▸ **What is required**: Figure out how many lines of the material below contain the word "sein". Answer with the number only.

(begin)

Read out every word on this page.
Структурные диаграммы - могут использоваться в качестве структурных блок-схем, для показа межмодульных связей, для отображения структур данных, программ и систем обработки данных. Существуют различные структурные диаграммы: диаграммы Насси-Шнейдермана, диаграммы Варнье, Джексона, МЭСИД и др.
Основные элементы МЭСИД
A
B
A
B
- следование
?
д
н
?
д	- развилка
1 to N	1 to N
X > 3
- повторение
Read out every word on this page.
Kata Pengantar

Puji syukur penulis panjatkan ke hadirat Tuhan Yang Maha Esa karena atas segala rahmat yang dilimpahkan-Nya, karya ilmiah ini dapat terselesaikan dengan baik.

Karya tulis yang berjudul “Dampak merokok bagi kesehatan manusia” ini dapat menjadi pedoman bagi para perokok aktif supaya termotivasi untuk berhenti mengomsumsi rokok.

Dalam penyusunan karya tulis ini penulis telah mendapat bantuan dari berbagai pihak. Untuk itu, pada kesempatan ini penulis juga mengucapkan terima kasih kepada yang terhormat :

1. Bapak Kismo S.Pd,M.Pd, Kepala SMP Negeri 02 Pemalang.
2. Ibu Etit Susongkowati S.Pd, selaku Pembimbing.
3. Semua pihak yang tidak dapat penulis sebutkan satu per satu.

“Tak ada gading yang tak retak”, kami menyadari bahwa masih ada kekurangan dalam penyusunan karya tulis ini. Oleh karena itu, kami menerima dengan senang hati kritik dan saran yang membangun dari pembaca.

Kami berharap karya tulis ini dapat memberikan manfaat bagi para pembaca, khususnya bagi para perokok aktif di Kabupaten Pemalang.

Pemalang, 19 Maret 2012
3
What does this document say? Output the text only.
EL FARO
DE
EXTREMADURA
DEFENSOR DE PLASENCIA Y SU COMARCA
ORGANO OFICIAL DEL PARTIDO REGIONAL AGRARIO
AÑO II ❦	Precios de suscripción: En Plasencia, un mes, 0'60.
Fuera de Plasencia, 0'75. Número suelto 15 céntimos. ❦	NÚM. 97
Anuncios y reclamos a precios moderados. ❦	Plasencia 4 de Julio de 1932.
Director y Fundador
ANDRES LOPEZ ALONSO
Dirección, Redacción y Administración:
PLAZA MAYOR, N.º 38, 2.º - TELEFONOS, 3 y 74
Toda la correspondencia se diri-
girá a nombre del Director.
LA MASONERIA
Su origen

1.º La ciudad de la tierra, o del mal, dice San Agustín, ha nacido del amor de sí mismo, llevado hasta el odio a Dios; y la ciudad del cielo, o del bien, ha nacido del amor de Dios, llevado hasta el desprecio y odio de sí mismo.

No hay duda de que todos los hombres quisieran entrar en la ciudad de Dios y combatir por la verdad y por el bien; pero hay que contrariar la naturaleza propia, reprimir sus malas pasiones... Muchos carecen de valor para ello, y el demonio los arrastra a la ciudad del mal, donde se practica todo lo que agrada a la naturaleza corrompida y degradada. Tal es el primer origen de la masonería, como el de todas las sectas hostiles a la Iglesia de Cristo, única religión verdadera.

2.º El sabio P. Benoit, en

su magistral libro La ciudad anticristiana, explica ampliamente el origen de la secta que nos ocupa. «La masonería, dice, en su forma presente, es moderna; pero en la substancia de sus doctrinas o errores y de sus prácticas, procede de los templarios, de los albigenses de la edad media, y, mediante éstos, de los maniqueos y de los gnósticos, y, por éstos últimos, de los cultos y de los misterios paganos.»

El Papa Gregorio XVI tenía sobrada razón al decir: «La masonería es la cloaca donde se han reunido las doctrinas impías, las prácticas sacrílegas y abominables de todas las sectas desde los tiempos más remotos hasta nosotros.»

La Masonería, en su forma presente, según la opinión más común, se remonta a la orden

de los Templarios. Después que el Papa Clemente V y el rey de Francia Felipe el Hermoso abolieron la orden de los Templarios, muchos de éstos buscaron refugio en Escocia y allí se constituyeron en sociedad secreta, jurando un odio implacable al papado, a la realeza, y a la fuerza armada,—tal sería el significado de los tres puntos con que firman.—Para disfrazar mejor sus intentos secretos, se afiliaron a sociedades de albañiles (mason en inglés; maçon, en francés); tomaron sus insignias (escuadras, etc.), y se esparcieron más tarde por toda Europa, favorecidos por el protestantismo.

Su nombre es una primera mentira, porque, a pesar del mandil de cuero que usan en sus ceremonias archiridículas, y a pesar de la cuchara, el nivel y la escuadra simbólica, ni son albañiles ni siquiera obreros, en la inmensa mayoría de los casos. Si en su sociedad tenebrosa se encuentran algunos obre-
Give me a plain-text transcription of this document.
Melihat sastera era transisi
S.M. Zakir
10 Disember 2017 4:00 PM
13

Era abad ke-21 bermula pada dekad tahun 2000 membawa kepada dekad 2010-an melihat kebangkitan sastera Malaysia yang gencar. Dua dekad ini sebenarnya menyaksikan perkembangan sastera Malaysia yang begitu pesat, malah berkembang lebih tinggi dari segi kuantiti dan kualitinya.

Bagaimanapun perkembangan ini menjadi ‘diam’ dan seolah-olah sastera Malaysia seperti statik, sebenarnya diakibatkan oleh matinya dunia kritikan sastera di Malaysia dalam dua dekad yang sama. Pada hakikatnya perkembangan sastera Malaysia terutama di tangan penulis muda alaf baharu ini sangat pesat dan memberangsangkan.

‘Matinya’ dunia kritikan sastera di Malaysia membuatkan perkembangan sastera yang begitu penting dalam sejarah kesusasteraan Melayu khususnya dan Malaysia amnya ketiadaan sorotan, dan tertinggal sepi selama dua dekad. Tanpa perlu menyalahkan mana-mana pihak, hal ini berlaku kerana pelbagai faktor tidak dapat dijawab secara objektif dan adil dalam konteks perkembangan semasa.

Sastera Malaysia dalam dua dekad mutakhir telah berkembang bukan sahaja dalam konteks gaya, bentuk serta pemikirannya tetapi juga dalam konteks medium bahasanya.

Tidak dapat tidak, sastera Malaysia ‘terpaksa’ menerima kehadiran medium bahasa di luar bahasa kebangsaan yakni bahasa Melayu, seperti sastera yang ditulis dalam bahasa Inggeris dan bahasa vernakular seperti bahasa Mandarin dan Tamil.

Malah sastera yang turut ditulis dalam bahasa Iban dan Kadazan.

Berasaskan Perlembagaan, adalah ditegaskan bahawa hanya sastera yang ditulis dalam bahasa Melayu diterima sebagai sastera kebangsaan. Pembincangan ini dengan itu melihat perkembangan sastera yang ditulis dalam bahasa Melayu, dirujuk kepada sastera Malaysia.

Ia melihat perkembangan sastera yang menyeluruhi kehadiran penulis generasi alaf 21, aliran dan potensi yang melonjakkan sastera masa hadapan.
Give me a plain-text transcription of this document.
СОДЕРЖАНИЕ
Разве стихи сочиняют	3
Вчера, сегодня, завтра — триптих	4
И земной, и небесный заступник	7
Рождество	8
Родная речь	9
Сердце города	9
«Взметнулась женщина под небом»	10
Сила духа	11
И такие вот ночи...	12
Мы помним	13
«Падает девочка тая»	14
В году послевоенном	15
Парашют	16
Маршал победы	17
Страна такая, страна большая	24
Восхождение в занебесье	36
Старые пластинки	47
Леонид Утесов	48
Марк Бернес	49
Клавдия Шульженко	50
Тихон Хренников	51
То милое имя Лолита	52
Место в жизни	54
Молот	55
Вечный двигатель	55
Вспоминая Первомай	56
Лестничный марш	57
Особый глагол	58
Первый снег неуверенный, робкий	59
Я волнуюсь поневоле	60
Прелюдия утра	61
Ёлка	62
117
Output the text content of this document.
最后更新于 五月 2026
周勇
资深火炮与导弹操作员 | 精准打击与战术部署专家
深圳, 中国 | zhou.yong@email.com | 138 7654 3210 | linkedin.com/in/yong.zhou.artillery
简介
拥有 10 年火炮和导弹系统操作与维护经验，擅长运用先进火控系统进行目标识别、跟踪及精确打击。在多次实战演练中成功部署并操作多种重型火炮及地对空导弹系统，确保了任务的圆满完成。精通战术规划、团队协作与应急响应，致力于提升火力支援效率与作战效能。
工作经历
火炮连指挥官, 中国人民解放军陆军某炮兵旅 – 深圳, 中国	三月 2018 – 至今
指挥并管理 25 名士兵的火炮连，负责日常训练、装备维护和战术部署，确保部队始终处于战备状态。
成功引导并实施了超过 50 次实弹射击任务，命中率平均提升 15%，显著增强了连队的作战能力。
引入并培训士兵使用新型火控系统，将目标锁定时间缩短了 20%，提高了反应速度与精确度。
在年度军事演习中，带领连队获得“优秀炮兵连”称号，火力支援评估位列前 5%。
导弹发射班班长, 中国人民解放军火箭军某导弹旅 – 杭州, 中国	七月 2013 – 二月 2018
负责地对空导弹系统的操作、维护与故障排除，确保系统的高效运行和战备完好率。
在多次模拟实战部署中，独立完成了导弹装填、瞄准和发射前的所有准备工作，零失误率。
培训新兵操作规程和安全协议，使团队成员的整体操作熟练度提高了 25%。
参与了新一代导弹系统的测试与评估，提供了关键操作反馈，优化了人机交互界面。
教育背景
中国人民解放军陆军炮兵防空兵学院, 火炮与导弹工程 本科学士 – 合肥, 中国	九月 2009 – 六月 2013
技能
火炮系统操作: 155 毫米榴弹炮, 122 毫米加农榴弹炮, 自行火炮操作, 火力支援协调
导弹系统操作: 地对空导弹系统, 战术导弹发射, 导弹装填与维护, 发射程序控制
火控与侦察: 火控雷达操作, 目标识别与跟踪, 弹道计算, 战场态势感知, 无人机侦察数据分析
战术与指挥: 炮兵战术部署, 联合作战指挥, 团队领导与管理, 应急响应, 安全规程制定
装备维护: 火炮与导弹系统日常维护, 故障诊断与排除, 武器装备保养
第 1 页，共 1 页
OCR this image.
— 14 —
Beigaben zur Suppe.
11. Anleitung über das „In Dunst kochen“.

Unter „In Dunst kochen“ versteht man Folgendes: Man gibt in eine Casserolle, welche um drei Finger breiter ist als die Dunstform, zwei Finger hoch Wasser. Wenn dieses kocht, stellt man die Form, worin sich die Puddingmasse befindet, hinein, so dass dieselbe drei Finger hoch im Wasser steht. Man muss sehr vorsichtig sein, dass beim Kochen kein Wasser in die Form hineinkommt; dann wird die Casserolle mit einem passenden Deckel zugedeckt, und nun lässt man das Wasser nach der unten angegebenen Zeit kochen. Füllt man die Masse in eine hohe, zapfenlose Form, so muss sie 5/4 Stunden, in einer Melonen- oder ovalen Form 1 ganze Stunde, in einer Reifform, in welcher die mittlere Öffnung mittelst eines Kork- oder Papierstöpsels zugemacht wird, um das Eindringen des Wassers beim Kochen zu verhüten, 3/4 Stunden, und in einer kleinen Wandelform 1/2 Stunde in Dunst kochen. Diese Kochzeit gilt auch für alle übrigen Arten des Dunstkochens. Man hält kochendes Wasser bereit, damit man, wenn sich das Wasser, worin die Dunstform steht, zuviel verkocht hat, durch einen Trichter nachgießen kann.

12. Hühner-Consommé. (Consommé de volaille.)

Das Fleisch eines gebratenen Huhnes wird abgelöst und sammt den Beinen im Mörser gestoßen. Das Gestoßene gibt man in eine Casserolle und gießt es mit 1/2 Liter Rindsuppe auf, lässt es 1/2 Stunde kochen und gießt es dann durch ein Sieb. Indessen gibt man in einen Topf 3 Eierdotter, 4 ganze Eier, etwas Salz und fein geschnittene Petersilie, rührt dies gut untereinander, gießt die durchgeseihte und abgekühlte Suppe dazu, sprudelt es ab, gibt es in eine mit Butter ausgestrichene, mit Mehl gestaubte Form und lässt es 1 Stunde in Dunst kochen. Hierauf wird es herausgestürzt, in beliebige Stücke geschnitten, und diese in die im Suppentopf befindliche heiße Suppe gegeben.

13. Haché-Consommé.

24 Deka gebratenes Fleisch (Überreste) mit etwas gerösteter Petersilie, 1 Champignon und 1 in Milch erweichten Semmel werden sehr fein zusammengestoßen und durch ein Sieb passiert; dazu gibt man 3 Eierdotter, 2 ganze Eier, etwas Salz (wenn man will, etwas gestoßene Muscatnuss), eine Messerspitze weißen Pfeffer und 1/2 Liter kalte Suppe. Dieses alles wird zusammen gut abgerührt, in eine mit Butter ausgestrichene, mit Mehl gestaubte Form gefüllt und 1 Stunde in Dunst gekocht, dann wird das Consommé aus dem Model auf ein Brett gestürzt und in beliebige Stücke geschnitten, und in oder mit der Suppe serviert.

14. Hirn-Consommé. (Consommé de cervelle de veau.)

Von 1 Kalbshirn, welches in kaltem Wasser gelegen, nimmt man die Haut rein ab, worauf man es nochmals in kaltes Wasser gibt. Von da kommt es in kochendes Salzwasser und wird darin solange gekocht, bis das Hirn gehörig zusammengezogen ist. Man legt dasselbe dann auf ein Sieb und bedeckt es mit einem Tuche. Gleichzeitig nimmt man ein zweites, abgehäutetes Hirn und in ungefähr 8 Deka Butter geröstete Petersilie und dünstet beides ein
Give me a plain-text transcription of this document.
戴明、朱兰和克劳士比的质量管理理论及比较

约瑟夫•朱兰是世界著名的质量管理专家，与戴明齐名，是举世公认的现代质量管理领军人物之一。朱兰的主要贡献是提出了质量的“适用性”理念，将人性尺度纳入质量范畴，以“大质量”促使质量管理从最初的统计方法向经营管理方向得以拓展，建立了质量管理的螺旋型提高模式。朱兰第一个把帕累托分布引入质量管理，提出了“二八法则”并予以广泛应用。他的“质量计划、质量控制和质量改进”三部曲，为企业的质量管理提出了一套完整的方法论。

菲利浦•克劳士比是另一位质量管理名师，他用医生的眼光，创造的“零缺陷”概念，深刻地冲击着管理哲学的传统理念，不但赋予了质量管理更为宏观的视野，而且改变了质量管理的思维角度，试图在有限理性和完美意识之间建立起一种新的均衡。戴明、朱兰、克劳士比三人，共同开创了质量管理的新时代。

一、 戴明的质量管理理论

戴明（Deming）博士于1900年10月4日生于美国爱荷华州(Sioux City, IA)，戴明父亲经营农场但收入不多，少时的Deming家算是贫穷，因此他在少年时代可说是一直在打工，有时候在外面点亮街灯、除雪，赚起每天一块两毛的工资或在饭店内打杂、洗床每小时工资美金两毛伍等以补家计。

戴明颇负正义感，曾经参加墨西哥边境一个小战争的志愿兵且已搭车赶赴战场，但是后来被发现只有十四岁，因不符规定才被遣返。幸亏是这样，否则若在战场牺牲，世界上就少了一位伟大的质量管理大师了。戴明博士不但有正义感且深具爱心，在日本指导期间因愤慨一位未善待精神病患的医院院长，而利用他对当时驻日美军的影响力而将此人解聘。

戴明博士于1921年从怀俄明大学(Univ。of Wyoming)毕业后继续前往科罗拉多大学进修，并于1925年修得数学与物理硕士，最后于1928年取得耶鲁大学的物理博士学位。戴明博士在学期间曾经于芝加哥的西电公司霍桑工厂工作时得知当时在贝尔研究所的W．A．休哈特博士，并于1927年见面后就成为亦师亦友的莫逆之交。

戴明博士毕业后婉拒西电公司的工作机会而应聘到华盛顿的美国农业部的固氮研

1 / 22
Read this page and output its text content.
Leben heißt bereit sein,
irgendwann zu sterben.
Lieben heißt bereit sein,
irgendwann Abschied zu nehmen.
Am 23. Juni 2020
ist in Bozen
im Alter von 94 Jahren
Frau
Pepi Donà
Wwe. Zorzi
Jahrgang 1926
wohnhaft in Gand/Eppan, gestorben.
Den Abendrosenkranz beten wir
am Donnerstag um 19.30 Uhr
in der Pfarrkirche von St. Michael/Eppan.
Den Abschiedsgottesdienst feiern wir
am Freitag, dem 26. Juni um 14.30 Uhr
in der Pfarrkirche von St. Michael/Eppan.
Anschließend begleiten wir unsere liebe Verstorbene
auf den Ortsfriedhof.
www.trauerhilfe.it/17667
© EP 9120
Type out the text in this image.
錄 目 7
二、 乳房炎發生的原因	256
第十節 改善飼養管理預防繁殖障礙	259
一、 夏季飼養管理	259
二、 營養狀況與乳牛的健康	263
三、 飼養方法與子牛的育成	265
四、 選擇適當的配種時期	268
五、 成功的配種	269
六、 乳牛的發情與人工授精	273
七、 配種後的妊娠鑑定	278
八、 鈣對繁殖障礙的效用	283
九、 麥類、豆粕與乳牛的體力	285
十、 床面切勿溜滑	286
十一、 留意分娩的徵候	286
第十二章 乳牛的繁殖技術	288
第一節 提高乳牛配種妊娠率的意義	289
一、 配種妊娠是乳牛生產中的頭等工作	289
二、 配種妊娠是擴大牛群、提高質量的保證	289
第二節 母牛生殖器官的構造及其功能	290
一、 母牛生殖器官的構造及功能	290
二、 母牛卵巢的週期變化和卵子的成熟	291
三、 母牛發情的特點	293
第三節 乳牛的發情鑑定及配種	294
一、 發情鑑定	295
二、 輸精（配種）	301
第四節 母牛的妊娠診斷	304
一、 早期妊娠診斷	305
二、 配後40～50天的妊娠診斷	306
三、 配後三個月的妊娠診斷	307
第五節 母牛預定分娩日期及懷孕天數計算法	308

(end)

▸ **Answer to the exercise**: 3